Literally, it has been a fast-paced holiday slash vacation for me. I barely could hold of the events and happenings unfolding as each day passes by. Yes, a lot of boozing. It was only on the eve of Christmas that I can recall that I really had a rest -- I slept early that night only to wake up the following day, Christmas, with coffee and cigarette morning ritual that lasted until I had my second stick before a neighbor set up a beach umbrella and several chairs in front of his store and, grinning, challenged me already for a morning Christmas boozing.
The 26th was the birthday of my father, and, as expected, another bout with boozing.
Yet, it is already the 27th and the exhilarating atmosphere of Christmas still lingers in the air much stronger.
Happy Holidays to all! Hehe
Tuesday, December 27, 2005
Friday, December 23, 2005
Possibility of Being Published
Several days ago I received an email from the editor of the Read magazine. The editor was requesting if I could provide them a two to three-sentence write-up about myself. She said there is a possibility that my piece (Sentimental Yakking, a post on this blog which I polished and submitted to them a month ago) could be used by Read magazine for its Reader's Write section. I could not hide my glee and premature celebration that they, most likely, will published my essay/personal-emotional-outpouring. I even asked the favor if they could, if ever they used my piece, compensate me by giving me Ignacio Padilla's Shadow Without a Name or Italo Calvino's Difficult Loves. Though a second email was sent to me to inform me that the book that will be given to me, in case they use my piece, depends on the promised book prize mentioned in the previous issue of the Read magazine. Nevertheless, that is a non-issue. Being published by them, for that alone, is enough compensation that they could give me. Wow! I said to myself. The magazine of my favorite bookstore, Powerbooks, where I have done a lot of free reading, got a work of mine and implied their interest on publishing it. Now, that is a good news, no doubt about it.
Thursday, December 22, 2005
Assumption
When I was a kid, I had an idea that when a person advances in age so is his acquisition of wisdom that by the time that he reaches, say, 40’s or 50’s above, his view about the world and everything in it could be at par with the eyes of a mystic or a sage.
This process of journey to mysticism can start when he is in his twenties, and by the time that he gets to be thirty, everything about this world – and the marvelous worlds within it – has already beginning to take shape in his mind.
This is the reason why, for some reasons, I treat everybody around me with mutual trust that they are moving towards this end. And, frustratingly, all I come across are people who got stuck somewhere along the way.
What I mean is it is like listening to music. Most generations usually are tied down to the music of their hey-days. They no longer continue their then juvenile adventurousness towards discovering new sounds, new music. And by the time when their children grow up and have their own ‘generational’ music, the ‘stuck’ old man could only grumpily berate the youngs as people with no real appreciation for music. So the gap and misunderstanding. If only the old man continued his growth in music, then this gap is bridged.

◆ Supplied information ◆
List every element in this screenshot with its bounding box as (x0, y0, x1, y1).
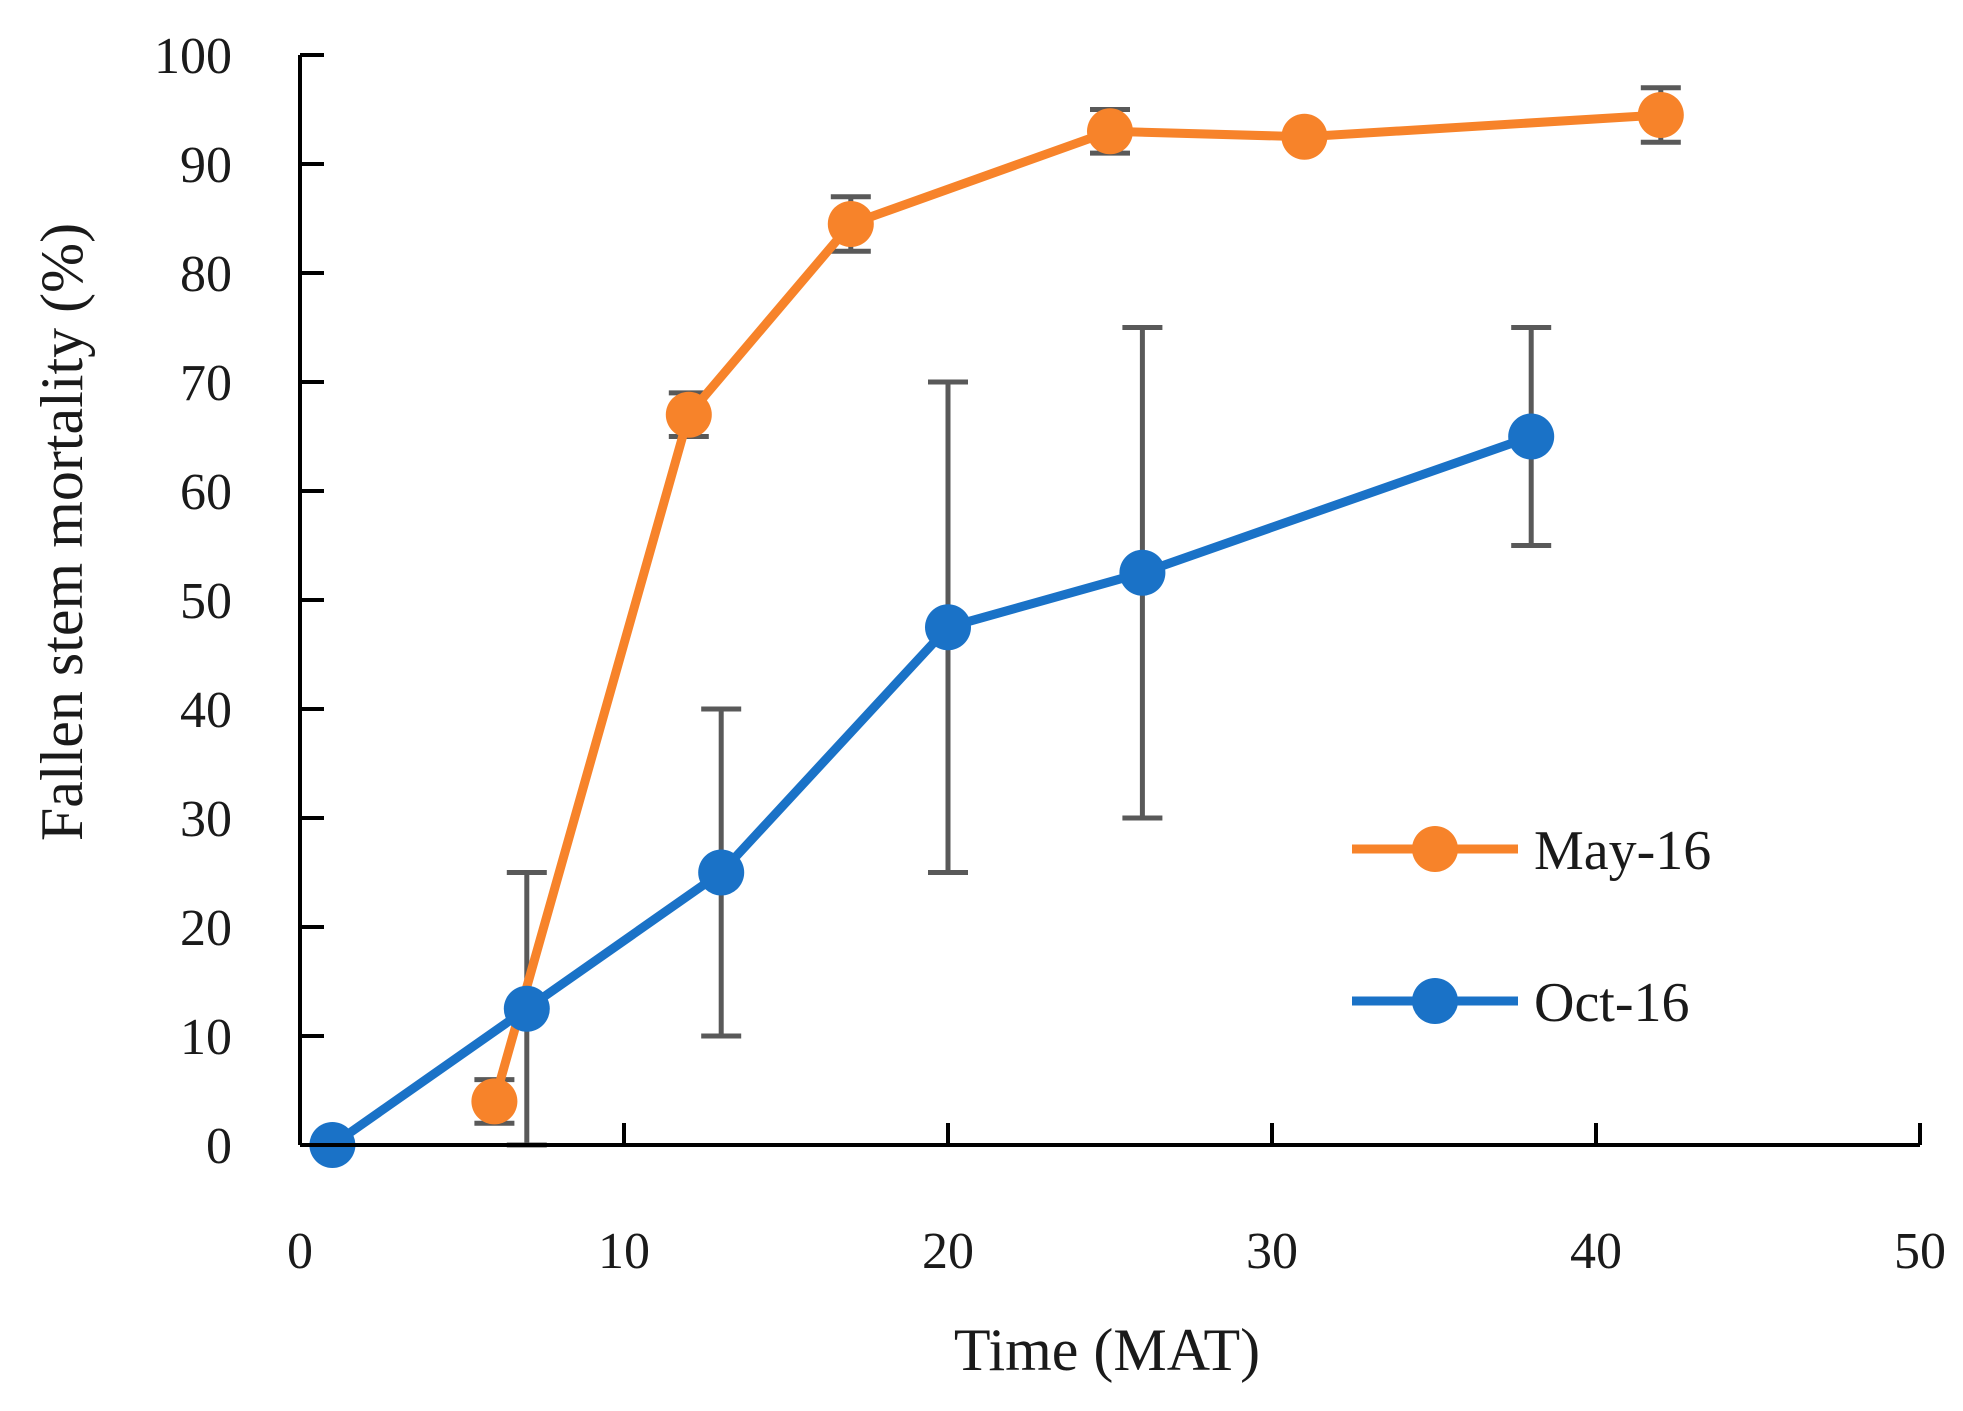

◆ Task goal ◆
In the blog excerpt above, in which section of Read magazine might the piece "Sentimental Yakking" be used?

◆ Reply to the task ◆
The Reader's Write section.